[Description of the task]:
Every record must be written out once more, with nothing added or omitted.

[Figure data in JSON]
------------------------------------
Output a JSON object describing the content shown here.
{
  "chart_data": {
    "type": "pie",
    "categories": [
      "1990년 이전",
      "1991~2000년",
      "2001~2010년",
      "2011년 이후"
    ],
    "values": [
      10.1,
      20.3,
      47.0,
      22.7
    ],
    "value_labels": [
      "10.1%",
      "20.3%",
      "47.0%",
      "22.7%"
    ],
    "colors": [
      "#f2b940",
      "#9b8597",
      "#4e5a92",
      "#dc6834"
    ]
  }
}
------------------------------------
[Result for this exercise]:
Output a JSON object describing the content shown here.
{
  "chart_data": {
    "type": "pie",
    "categories": [
      "1990년 이전",
      "1991~2000년",
      "2001~2010년",
      "2011년 이후"
    ],
    "values": [
      10.1,
      20.3,
      47.0,
      22.7
    ],
    "value_labels": [
      "10.1%",
      "20.3%",
      "47.0%",
      "22.7%"
    ],
    "colors": [
      "#f2b940",
      "#9b8597",
      "#4e5a92",
      "#dc6834"
    ]
  }
}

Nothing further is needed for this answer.